═══ Data lines

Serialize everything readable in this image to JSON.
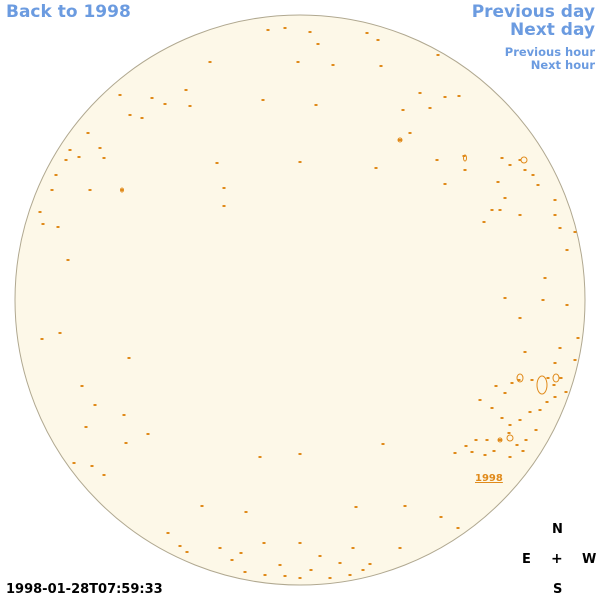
{
  "nav": {
    "back_label": "Back to 1998",
    "prev_day_label": "Previous day",
    "next_day_label": "Next day",
    "prev_hour_label": "Previous hour",
    "next_hour_label": "Next hour"
  },
  "timestamp": "1998-01-28T07:59:33",
  "region": {
    "label": "1998"
  },
  "compass": {
    "n": "N",
    "s": "S",
    "e": "E",
    "w": "W",
    "center": "+"
  },
  "colors": {
    "disk_fill": "#fdf8e8",
    "disk_stroke": "#b0a890",
    "contour": "#e08a1a",
    "nav_link": "#6b9be0"
  }
}
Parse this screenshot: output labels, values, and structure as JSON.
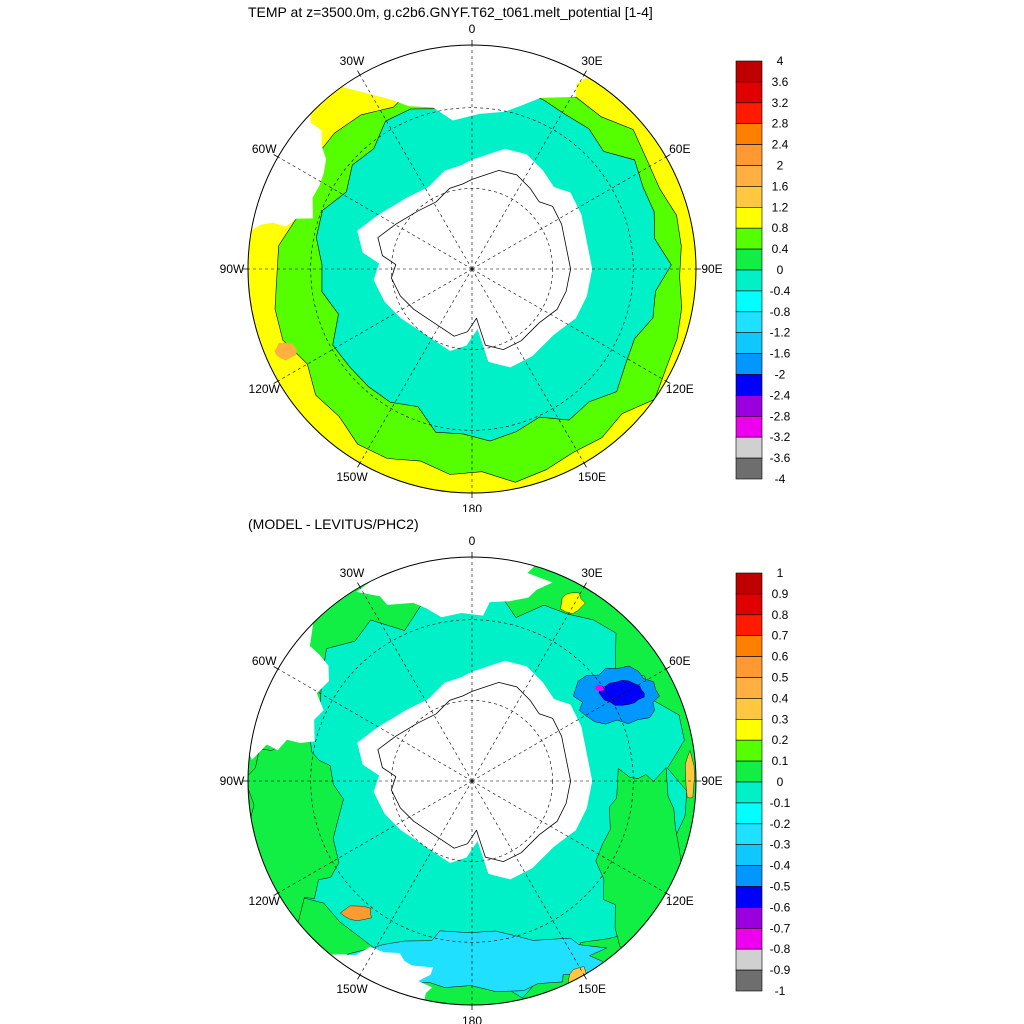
{
  "panels": [
    {
      "title": "TEMP at z=3500.0m, g.c2b6.GNYF.T62_t061.melt_potential [1-4]",
      "lon_labels": [
        "0",
        "30E",
        "60E",
        "90E",
        "120E",
        "150E",
        "180",
        "150W",
        "120W",
        "90W",
        "60W",
        "30W"
      ],
      "colorbar": {
        "labels": [
          "4",
          "3.6",
          "3.2",
          "2.8",
          "2.4",
          "2",
          "1.6",
          "1.2",
          "0.8",
          "0.4",
          "0",
          "-0.4",
          "-0.8",
          "-1.2",
          "-1.6",
          "-2",
          "-2.4",
          "-2.8",
          "-3.2",
          "-3.6",
          "-4"
        ],
        "colors": [
          "#c00000",
          "#e00000",
          "#ff1a00",
          "#ff8000",
          "#ff9a33",
          "#ffb040",
          "#ffc840",
          "#ffff00",
          "#55ff00",
          "#11ee44",
          "#00f0c8",
          "#00ffff",
          "#20e0ff",
          "#10c8ff",
          "#0098ff",
          "#0000ff",
          "#9900dd",
          "#ee00ee",
          "#d0d0d0",
          "#6e6e6e"
        ]
      }
    },
    {
      "title": "(MODEL - LEVITUS/PHC2)",
      "lon_labels": [
        "0",
        "30E",
        "60E",
        "90E",
        "120E",
        "150E",
        "180",
        "150W",
        "120W",
        "90W",
        "60W",
        "30W"
      ],
      "colorbar": {
        "labels": [
          "1",
          "0.9",
          "0.8",
          "0.7",
          "0.6",
          "0.5",
          "0.4",
          "0.3",
          "0.2",
          "0.1",
          "0",
          "-0.1",
          "-0.2",
          "-0.3",
          "-0.4",
          "-0.5",
          "-0.6",
          "-0.7",
          "-0.8",
          "-0.9",
          "-1"
        ],
        "colors": [
          "#c00000",
          "#e00000",
          "#ff1a00",
          "#ff8000",
          "#ff9a33",
          "#ffb040",
          "#ffc840",
          "#ffff00",
          "#55ff00",
          "#11ee44",
          "#00f0c8",
          "#00ffff",
          "#20e0ff",
          "#10c8ff",
          "#0098ff",
          "#0000ff",
          "#9900dd",
          "#ee00ee",
          "#d0d0d0",
          "#6e6e6e"
        ]
      }
    }
  ]
}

══════

:: Aim of the task ::
Write out every record above exactly as it stands, but leave out the pictures.

:: Reply to the exercise ::
Serialize everything readable in this image to JSON.
{
  "nav": {
    "back_label": "Back to 1998",
    "prev_day_label": "Previous day",
    "next_day_label": "Next day",
    "prev_hour_label": "Previous hour",
    "next_hour_label": "Next hour"
  },
  "timestamp": "1998-01-28T07:59:33",
  "region": {
    "label": "1998"
  },
  "compass": {
    "n": "N",
    "s": "S",
    "e": "E",
    "w": "W",
    "center": "+"
  },
  "colors": {
    "disk_fill": "#fdf8e8",
    "disk_stroke": "#b0a890",
    "contour": "#e08a1a",
    "nav_link": "#6b9be0"
  }
}
Parse this screenshot: output labels, values, and structure as JSON.
{
  "panels": [
    {
      "title": "TEMP at z=3500.0m, g.c2b6.GNYF.T62_t061.melt_potential [1-4]",
      "lon_labels": [
        "0",
        "30E",
        "60E",
        "90E",
        "120E",
        "150E",
        "180",
        "150W",
        "120W",
        "90W",
        "60W",
        "30W"
      ],
      "colorbar": {
        "labels": [
          "4",
          "3.6",
          "3.2",
          "2.8",
          "2.4",
          "2",
          "1.6",
          "1.2",
          "0.8",
          "0.4",
          "0",
          "-0.4",
          "-0.8",
          "-1.2",
          "-1.6",
          "-2",
          "-2.4",
          "-2.8",
          "-3.2",
          "-3.6",
          "-4"
        ],
        "colors": [
          "#c00000",
          "#e00000",
          "#ff1a00",
          "#ff8000",
          "#ff9a33",
          "#ffb040",
          "#ffc840",
          "#ffff00",
          "#55ff00",
          "#11ee44",
          "#00f0c8",
          "#00ffff",
          "#20e0ff",
          "#10c8ff",
          "#0098ff",
          "#0000ff",
          "#9900dd",
          "#ee00ee",
          "#d0d0d0",
          "#6e6e6e"
        ]
      }
    },
    {
      "title": "(MODEL - LEVITUS/PHC2)",
      "lon_labels": [
        "0",
        "30E",
        "60E",
        "90E",
        "120E",
        "150E",
        "180",
        "150W",
        "120W",
        "90W",
        "60W",
        "30W"
      ],
      "colorbar": {
        "labels": [
          "1",
          "0.9",
          "0.8",
          "0.7",
          "0.6",
          "0.5",
          "0.4",
          "0.3",
          "0.2",
          "0.1",
          "0",
          "-0.1",
          "-0.2",
          "-0.3",
          "-0.4",
          "-0.5",
          "-0.6",
          "-0.7",
          "-0.8",
          "-0.9",
          "-1"
        ],
        "colors": [
          "#c00000",
          "#e00000",
          "#ff1a00",
          "#ff8000",
          "#ff9a33",
          "#ffb040",
          "#ffc840",
          "#ffff00",
          "#55ff00",
          "#11ee44",
          "#00f0c8",
          "#00ffff",
          "#20e0ff",
          "#10c8ff",
          "#0098ff",
          "#0000ff",
          "#9900dd",
          "#ee00ee",
          "#d0d0d0",
          "#6e6e6e"
        ]
      }
    }
  ]
}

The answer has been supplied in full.